**Data to use:**
************

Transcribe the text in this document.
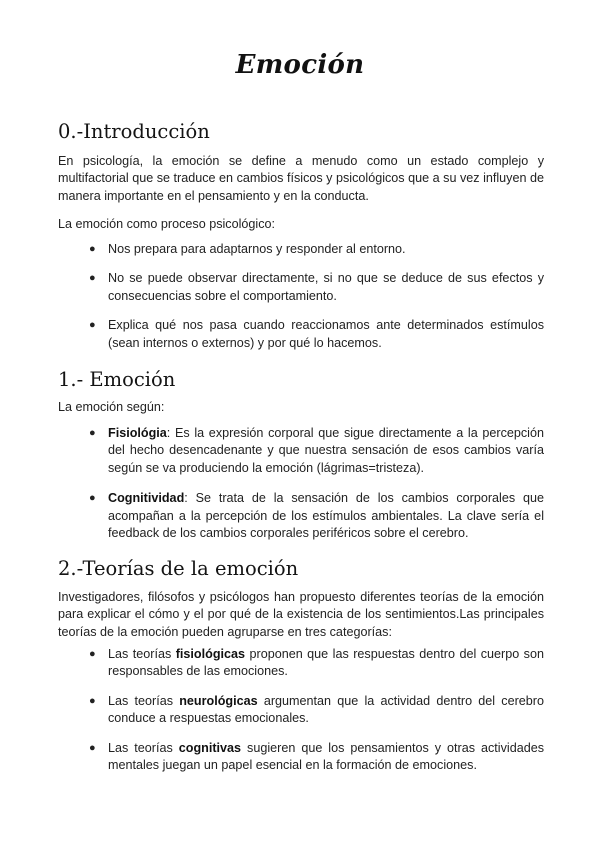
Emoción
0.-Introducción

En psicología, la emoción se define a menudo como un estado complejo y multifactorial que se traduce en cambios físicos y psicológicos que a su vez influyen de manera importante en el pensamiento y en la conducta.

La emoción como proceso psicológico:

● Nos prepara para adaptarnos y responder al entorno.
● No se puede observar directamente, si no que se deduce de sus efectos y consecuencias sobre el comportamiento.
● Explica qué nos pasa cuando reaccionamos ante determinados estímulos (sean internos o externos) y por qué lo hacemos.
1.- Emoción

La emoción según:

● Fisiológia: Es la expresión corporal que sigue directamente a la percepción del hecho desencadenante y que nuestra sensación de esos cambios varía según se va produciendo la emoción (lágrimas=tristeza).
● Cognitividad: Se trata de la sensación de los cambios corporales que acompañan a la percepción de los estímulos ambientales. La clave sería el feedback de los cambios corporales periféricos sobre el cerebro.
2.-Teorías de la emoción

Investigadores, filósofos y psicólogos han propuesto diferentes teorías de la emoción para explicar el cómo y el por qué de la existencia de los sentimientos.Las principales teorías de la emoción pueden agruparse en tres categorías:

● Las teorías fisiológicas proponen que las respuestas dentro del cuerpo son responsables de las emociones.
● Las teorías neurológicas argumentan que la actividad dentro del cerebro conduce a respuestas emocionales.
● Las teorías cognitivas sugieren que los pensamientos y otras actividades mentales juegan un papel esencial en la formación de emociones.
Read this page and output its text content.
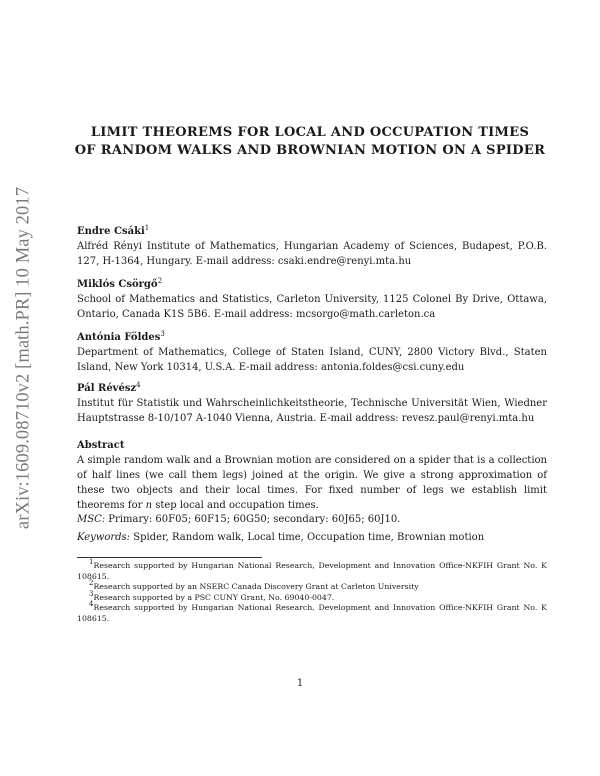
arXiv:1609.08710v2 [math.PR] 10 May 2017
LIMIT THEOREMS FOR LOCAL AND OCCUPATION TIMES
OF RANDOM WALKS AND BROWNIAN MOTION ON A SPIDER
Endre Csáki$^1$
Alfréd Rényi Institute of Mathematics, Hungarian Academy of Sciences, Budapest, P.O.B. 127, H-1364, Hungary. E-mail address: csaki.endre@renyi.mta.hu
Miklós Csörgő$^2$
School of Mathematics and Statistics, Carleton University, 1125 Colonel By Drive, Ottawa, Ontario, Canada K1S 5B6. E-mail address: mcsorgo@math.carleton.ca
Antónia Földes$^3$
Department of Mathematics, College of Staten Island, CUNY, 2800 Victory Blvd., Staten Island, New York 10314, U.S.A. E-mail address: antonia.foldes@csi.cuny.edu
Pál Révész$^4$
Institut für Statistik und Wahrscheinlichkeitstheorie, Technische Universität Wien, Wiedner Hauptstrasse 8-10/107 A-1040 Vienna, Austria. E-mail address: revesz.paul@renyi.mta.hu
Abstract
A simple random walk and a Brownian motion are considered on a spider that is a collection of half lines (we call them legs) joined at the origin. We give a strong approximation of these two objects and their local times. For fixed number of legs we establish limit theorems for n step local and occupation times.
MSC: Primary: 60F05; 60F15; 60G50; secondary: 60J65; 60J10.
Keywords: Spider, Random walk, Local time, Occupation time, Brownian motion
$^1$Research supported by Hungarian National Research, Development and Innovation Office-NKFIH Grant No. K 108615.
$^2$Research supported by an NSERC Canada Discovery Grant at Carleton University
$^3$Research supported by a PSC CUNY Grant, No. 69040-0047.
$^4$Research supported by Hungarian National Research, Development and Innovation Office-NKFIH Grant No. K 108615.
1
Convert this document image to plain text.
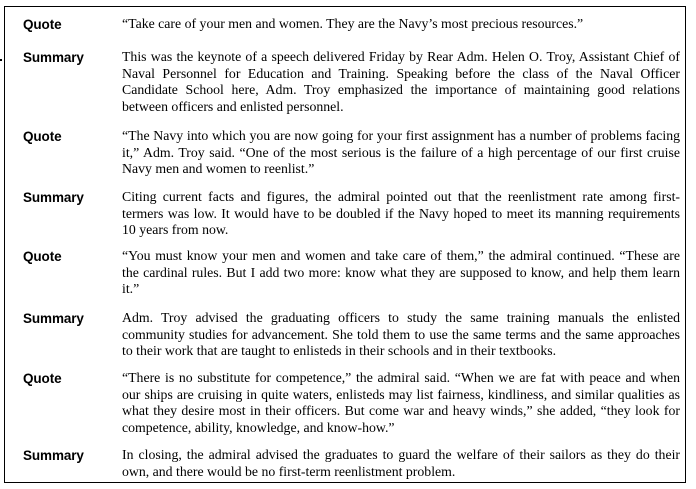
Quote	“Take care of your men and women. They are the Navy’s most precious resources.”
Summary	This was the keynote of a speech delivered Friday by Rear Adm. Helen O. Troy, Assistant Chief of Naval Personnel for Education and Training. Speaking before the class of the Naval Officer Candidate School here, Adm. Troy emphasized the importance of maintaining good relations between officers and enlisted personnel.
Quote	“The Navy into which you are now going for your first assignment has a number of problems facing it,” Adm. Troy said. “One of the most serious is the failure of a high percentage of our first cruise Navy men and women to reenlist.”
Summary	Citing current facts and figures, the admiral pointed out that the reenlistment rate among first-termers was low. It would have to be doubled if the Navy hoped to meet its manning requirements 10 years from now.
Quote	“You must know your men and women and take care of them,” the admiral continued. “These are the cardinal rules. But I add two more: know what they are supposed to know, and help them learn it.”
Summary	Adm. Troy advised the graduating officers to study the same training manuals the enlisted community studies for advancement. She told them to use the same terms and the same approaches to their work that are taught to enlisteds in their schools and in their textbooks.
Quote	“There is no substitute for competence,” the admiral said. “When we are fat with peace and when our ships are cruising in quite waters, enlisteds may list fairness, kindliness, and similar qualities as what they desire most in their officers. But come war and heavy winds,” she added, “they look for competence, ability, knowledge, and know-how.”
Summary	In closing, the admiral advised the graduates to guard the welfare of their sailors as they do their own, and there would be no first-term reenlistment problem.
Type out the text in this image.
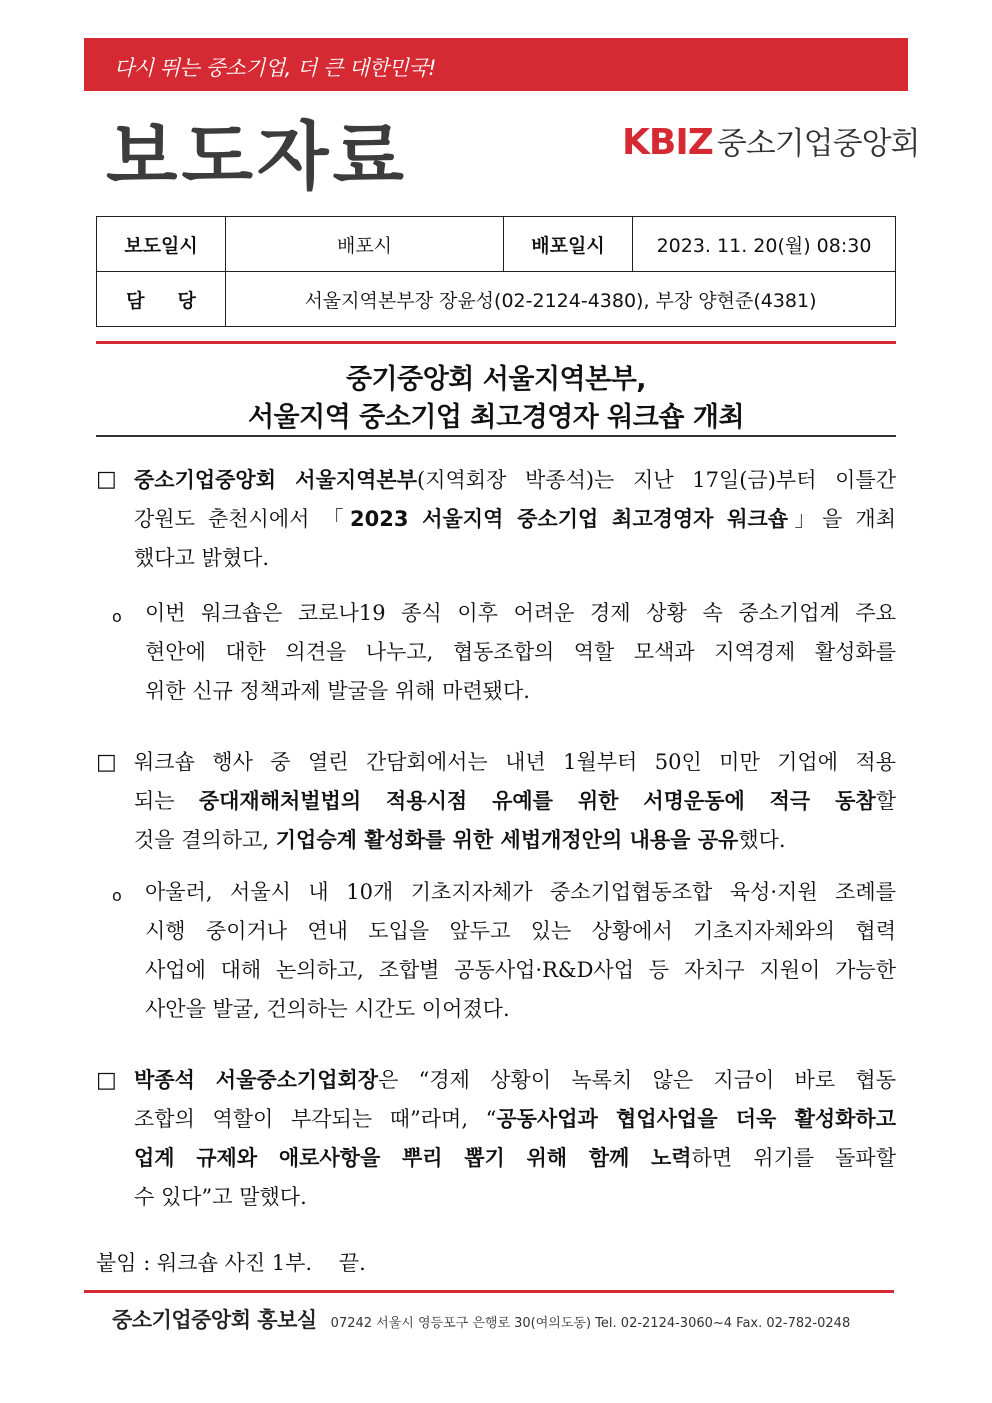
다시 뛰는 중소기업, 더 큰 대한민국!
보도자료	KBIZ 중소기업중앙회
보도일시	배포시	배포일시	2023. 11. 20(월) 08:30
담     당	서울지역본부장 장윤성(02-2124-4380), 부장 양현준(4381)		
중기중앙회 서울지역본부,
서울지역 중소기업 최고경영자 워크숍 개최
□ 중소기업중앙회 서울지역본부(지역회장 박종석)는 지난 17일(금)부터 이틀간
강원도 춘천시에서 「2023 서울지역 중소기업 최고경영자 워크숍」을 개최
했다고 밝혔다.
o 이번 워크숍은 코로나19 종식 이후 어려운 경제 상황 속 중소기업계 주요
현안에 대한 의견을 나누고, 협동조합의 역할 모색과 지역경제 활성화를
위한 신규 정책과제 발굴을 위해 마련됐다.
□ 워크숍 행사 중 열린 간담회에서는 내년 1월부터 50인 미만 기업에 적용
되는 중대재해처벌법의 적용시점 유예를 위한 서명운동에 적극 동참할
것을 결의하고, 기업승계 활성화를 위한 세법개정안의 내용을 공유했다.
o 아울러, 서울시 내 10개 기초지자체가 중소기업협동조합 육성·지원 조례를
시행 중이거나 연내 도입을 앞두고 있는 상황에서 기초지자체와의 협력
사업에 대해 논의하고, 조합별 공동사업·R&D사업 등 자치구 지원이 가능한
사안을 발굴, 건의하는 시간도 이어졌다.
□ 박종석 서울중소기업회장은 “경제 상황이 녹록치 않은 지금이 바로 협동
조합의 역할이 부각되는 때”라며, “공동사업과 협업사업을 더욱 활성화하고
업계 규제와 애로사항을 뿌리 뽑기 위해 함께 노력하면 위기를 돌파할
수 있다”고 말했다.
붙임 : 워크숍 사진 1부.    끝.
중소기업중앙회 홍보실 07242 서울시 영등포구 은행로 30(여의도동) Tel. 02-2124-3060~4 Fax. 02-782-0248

************

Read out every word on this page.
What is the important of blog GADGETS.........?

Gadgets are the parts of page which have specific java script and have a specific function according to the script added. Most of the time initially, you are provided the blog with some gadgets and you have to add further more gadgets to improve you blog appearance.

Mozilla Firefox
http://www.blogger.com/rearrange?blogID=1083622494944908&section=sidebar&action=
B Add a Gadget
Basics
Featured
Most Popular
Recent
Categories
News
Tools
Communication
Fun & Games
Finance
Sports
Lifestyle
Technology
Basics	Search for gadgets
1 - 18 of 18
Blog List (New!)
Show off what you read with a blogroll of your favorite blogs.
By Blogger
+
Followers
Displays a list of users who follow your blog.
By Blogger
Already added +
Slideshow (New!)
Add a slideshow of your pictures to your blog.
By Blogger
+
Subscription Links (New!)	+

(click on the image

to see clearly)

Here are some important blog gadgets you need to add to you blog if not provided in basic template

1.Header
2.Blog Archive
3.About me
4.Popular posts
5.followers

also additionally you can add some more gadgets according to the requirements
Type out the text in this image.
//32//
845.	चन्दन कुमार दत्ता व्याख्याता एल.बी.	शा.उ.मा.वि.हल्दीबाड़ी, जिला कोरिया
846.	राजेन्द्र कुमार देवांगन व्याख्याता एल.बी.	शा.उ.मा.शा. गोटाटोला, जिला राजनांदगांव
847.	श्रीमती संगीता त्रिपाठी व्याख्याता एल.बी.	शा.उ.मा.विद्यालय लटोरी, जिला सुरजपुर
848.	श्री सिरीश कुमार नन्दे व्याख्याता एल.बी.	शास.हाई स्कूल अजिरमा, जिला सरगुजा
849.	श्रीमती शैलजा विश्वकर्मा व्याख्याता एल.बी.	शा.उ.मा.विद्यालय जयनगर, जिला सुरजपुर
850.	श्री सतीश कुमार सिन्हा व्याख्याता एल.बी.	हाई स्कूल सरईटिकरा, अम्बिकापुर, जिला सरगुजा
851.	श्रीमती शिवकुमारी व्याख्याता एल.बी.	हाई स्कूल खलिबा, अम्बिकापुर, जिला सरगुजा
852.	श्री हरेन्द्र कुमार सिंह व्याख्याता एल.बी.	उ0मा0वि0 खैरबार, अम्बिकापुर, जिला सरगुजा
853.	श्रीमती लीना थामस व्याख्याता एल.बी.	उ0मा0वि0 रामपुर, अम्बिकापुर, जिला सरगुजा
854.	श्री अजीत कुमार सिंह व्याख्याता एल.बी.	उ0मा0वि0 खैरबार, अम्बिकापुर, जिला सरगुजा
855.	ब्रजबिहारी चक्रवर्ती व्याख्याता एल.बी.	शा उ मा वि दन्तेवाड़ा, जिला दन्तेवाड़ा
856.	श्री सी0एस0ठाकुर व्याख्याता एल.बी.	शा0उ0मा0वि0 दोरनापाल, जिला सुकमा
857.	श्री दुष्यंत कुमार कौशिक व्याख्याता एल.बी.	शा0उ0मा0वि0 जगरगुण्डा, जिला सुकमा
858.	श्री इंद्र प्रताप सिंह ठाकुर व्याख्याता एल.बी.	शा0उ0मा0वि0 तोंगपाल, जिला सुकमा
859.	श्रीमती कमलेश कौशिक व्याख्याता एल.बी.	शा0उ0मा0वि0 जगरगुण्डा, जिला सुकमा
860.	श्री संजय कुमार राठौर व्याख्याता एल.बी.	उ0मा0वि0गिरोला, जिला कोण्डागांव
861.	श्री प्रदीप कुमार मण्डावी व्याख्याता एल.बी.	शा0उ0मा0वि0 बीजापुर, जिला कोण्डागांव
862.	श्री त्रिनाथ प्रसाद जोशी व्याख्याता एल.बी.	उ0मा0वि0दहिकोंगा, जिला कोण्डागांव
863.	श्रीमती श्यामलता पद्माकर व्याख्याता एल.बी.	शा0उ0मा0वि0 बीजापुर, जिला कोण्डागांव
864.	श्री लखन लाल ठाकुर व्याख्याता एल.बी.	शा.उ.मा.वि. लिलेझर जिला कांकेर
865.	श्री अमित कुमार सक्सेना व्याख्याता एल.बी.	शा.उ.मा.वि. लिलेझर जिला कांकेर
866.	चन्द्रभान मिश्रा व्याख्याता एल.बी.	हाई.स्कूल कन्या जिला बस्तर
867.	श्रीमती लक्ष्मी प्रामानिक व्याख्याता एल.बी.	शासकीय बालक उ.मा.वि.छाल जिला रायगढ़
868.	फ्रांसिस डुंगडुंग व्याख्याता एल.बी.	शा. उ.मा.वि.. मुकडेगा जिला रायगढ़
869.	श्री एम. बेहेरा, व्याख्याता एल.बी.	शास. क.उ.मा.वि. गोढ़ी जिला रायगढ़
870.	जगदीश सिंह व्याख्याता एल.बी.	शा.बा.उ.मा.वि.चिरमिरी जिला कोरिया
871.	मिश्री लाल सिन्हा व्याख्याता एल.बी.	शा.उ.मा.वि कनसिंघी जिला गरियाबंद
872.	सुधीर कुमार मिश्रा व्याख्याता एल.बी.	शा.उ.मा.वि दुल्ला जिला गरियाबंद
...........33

************

**What is required:** Check all the records above and select each line where the string "dentro" is found.

**Solution to the problem:**
● Las teorías fisiológicas proponen que las respuestas dentro del cuerpo son responsables de las emociones.
● Las teorías neurológicas argumentan que la actividad dentro del cerebro conduce a respuestas emocionales.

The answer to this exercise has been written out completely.